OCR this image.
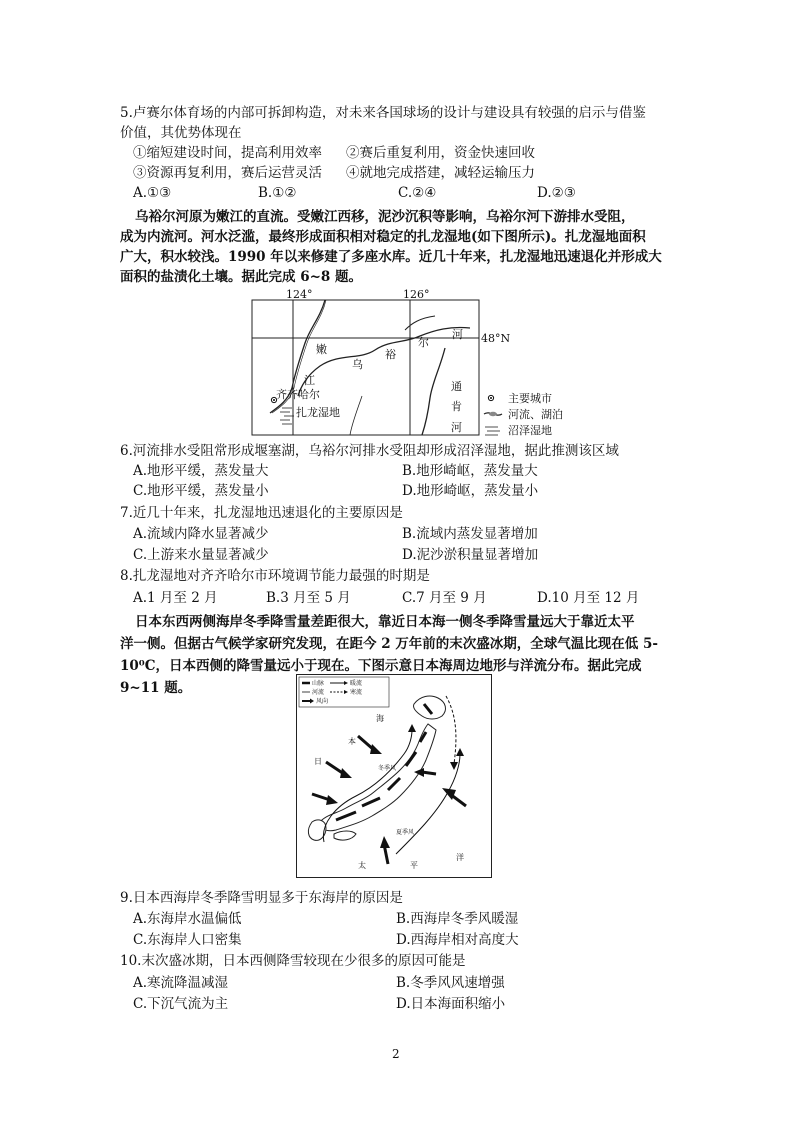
5.卢赛尔体育场的内部可拆卸构造，对未来各国球场的设计与建设具有较强的启示与借鉴
价值，其优势体现在
①缩短建设时间，提高利用效率 ②赛后重复利用，资金快速回收
③资源再复利用，赛后运营灵活 ④就地完成搭建，减轻运输压力
A.①③	B.①②	C.②④	D.②③
乌裕尔河原为嫩江的直流。受嫩江西移，泥沙沉积等影响，乌裕尔河下游排水受阻，
成为内流河。河水泛滥，最终形成面积相对稳定的扎龙湿地(如下图所示)。扎龙湿地面积
广大，积水较浅。1990 年以来修建了多座水库。近几十年来，扎龙湿地迅速退化并形成大
面积的盐渍化土壤。据此完成 6~8 题。
124°	126°
48°N
嫩
江
乌
裕
尔
河
通
肯
河
齐齐哈尔
扎龙湿地
主要城市
河流、湖泊
沼泽湿地
6.河流排水受阻常形成堰塞湖，乌裕尔河排水受阻却形成沼泽湿地，据此推测该区域
A.地形平缓，蒸发量大	B.地形崎岖，蒸发量大
C.地形平缓，蒸发量小	D.地形崎岖，蒸发量小
7.近几十年来，扎龙湿地迅速退化的主要原因是
A.流域内降水显著减少	B.流域内蒸发显著增加
C.上游来水量显著减少	D.泥沙淤积量显著增加
8.扎龙湿地对齐齐哈尔市环境调节能力最强的时期是
A.1 月至 2 月	B.3 月至 5 月	C.7 月至 9 月	D.10 月至 12 月
日本东西两侧海岸冬季降雪量差距很大，靠近日本海一侧冬季降雪量远大于靠近太平
洋一侧。但据古气候学家研究发现，在距今 2 万年前的末次盛冰期，全球气温比现在低 5-
10⁰C，日本西侧的降雪量远小于现在。下图示意日本海周边地形与洋流分布。据此完成
9~11 题。	山脉	暖流
河流	寒流
风向
海
本
日
冬季风
夏季风
太	平
洋
9.日本西海岸冬季降雪明显多于东海岸的原因是
A.东海岸水温偏低	B.西海岸冬季风暖湿
C.东海岸人口密集	D.西海岸相对高度大
10.末次盛冰期，日本西侧降雪较现在少很多的原因可能是
A.寒流降温减湿	B.冬季风风速增强
C.下沉气流为主	D.日本海面积缩小
2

• _Set problem_:
All lines that include "据此完成" are to be gathered and copied.

• _Full solution_:
面积的盐渍化土壤。据此完成 6~8 题。
10⁰C，日本西侧的降雪量远小于现在。下图示意日本海周边地形与洋流分布。据此完成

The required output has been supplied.